**Provided data**
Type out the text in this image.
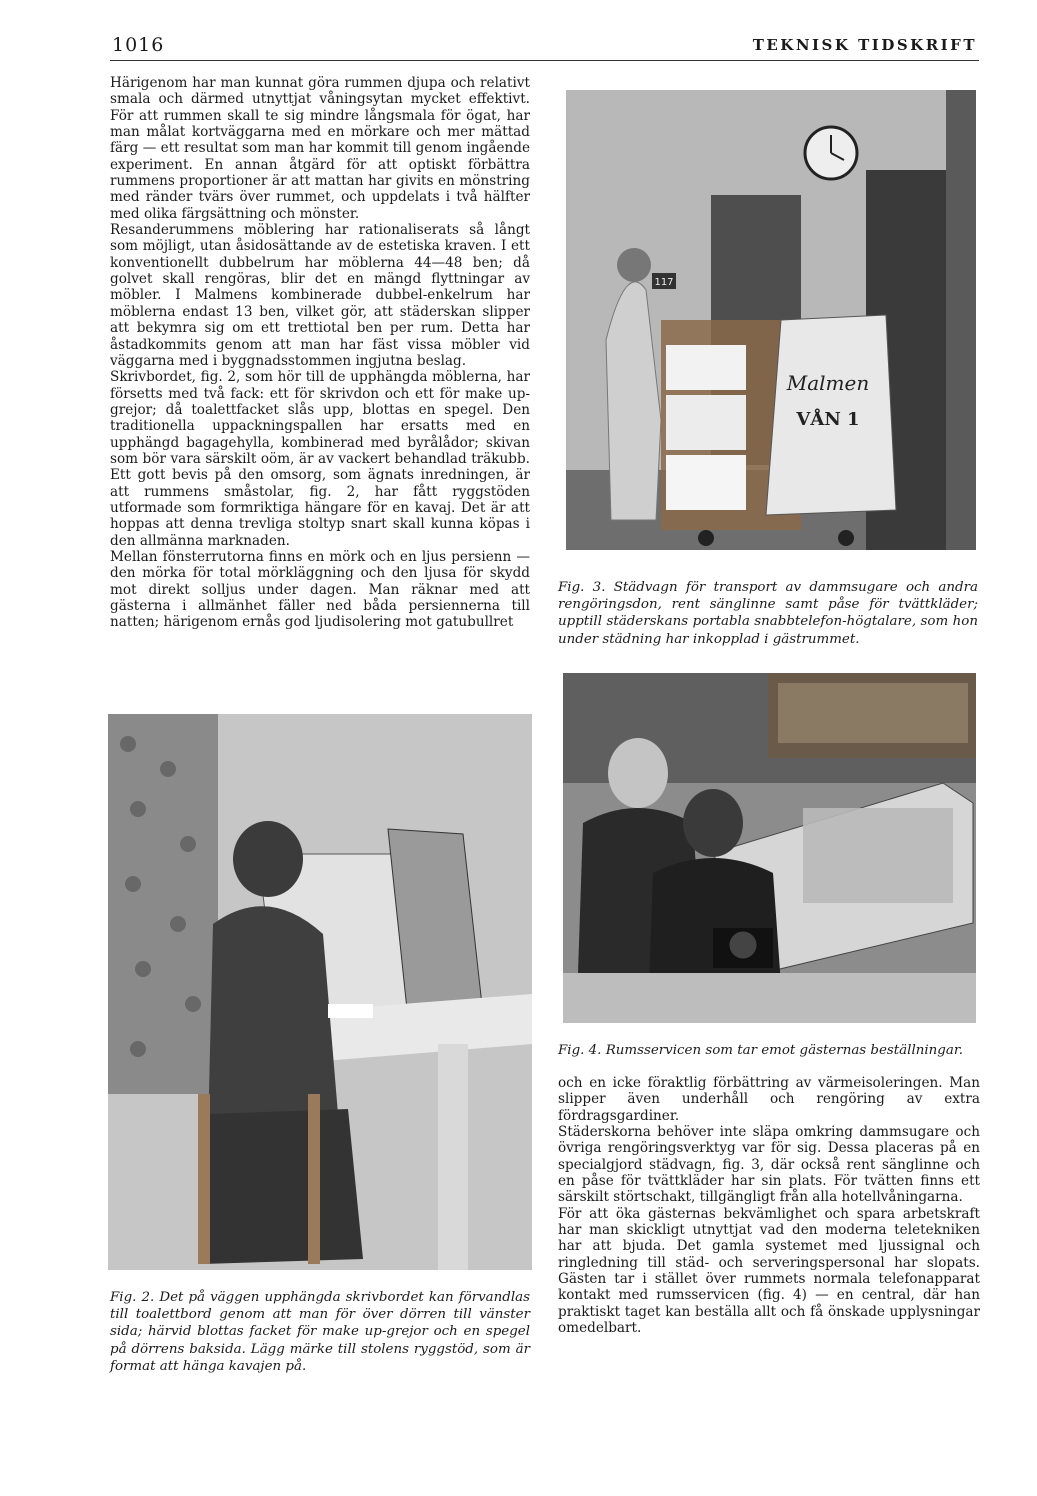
1016	TEKNISK TIDSKRIFT

Härigenom har man kunnat göra rummen djupa och relativt smala och därmed utnyttjat våningsytan mycket effektivt. För att rummen skall te sig mindre långsmala för ögat, har man målat kortväggarna med en mörkare och mer mättad färg — ett resultat som man har kommit till genom ingående experiment. En annan åtgärd för att optiskt förbättra rummens proportioner är att mattan har givits en mönstring med ränder tvärs över rummet, och uppdelats i två hälfter med olika färgsättning och mönster.

Resanderummens möblering har rationaliserats så långt som möjligt, utan åsidosättande av de estetiska kraven. I ett konventionellt dubbelrum har möblerna 44—48 ben; då golvet skall rengöras, blir det en mängd flyttningar av möbler. I Malmens kombinerade dubbel-enkelrum har möblerna endast 13 ben, vilket gör, att städerskan slipper att bekymra sig om ett trettiotal ben per rum. Detta har åstadkommits genom att man har fäst vissa möbler vid väggarna med i byggnadsstommen ingjutna beslag.

Skrivbordet, fig. 2, som hör till de upphängda möblerna, har försetts med två fack: ett för skrivdon och ett för make up-grejor; då toalettfacket slås upp, blottas en spegel. Den traditionella uppackningspallen har ersatts med en upphängd bagagehylla, kombinerad med byrålådor; skivan som bör vara särskilt oöm, är av vackert behandlad träkubb. Ett gott bevis på den omsorg, som ägnats inredningen, är att rummens småstolar, fig. 2, har fått ryggstöden utformade som formriktiga hängare för en kavaj. Det är att hoppas att denna trevliga stoltyp snart skall kunna köpas i den allmänna marknaden.

Mellan fönsterrutorna finns en mörk och en ljus persienn — den mörka för total mörkläggning och den ljusa för skydd mot direkt solljus under dagen. Man räknar med att gästerna i allmänhet fäller ned båda persiennerna till natten; härigenom ernås god ljudisolering mot gatubullret

117
Malmen
VÅN 1
Fig. 3. Städvagn för transport av dammsugare och andra rengöringsdon, rent sänglinne samt påse för tvättkläder; upptill städerskans portabla snabbtelefon-högtalare, som hon under städning har inkopplad i gästrummet.
Fig. 4. Rumsservicen som tar emot gästernas beställningar.
Fig. 2. Det på väggen upphängda skrivbordet kan förvandlas till toalettbord genom att man för över dörren till vänster sida; härvid blottas facket för make up-grejor och en spegel på dörrens baksida. Lägg märke till stolens ryggstöd, som är format att hänga kavajen på.

och en icke föraktlig förbättring av värmeisoleringen. Man slipper även underhåll och rengöring av extra fördragsgardiner.

Städerskorna behöver inte släpa omkring dammsugare och övriga rengöringsverktyg var för sig. Dessa placeras på en specialgjord städvagn, fig. 3, där också rent sänglinne och en påse för tvättkläder har sin plats. För tvätten finns ett särskilt störtschakt, tillgängligt från alla hotellvåningarna.

För att öka gästernas bekvämlighet och spara arbetskraft har man skickligt utnyttjat vad den moderna teletekniken har att bjuda. Det gamla systemet med ljussignal och ringledning till städ- och serveringspersonal har slopats. Gästen tar i stället över rummets normala telefonapparat kontakt med rumsservicen (fig. 4) — en central, där han praktiskt taget kan beställa allt och få önskade upplysningar omedelbart.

**Exercise instructions**
Every line of the data above should be quoted exactly. Omit the pictures.

**Output below**
Type out the text in this image.
1016	TEKNISK TIDSKRIFT

Härigenom har man kunnat göra rummen djupa och relativt smala och därmed utnyttjat våningsytan mycket effektivt. För att rummen skall te sig mindre långsmala för ögat, har man målat kortväggarna med en mörkare och mer mättad färg — ett resultat som man har kommit till genom ingående experiment. En annan åtgärd för att optiskt förbättra rummens proportioner är att mattan har givits en mönstring med ränder tvärs över rummet, och uppdelats i två hälfter med olika färgsättning och mönster.

Resanderummens möblering har rationaliserats så långt som möjligt, utan åsidosättande av de estetiska kraven. I ett konventionellt dubbelrum har möblerna 44—48 ben; då golvet skall rengöras, blir det en mängd flyttningar av möbler. I Malmens kombinerade dubbel-enkelrum har möblerna endast 13 ben, vilket gör, att städerskan slipper att bekymra sig om ett trettiotal ben per rum. Detta har åstadkommits genom att man har fäst vissa möbler vid väggarna med i byggnadsstommen ingjutna beslag.

Skrivbordet, fig. 2, som hör till de upphängda möblerna, har försetts med två fack: ett för skrivdon och ett för make up-grejor; då toalettfacket slås upp, blottas en spegel. Den traditionella uppackningspallen har ersatts med en upphängd bagagehylla, kombinerad med byrålådor; skivan som bör vara särskilt oöm, är av vackert behandlad träkubb. Ett gott bevis på den omsorg, som ägnats inredningen, är att rummens småstolar, fig. 2, har fått ryggstöden utformade som formriktiga hängare för en kavaj. Det är att hoppas att denna trevliga stoltyp snart skall kunna köpas i den allmänna marknaden.

Mellan fönsterrutorna finns en mörk och en ljus persienn — den mörka för total mörkläggning och den ljusa för skydd mot direkt solljus under dagen. Man räknar med att gästerna i allmänhet fäller ned båda persiennerna till natten; härigenom ernås god ljudisolering mot gatubullret

117
Malmen
VÅN 1
Fig. 3. Städvagn för transport av dammsugare och andra rengöringsdon, rent sänglinne samt påse för tvättkläder; upptill städerskans portabla snabbtelefon-högtalare, som hon under städning har inkopplad i gästrummet.
Fig. 4. Rumsservicen som tar emot gästernas beställningar.
Fig. 2. Det på väggen upphängda skrivbordet kan förvandlas till toalettbord genom att man för över dörren till vänster sida; härvid blottas facket för make up-grejor och en spegel på dörrens baksida. Lägg märke till stolens ryggstöd, som är format att hänga kavajen på.

och en icke föraktlig förbättring av värmeisoleringen. Man slipper även underhåll och rengöring av extra fördragsgardiner.

Städerskorna behöver inte släpa omkring dammsugare och övriga rengöringsverktyg var för sig. Dessa placeras på en specialgjord städvagn, fig. 3, där också rent sänglinne och en påse för tvättkläder har sin plats. För tvätten finns ett särskilt störtschakt, tillgängligt från alla hotellvåningarna.

För att öka gästernas bekvämlighet och spara arbetskraft har man skickligt utnyttjat vad den moderna teletekniken har att bjuda. Det gamla systemet med ljussignal och ringledning till städ- och serveringspersonal har slopats. Gästen tar i stället över rummets normala telefonapparat kontakt med rumsservicen (fig. 4) — en central, där han praktiskt taget kan beställa allt och få önskade upplysningar omedelbart.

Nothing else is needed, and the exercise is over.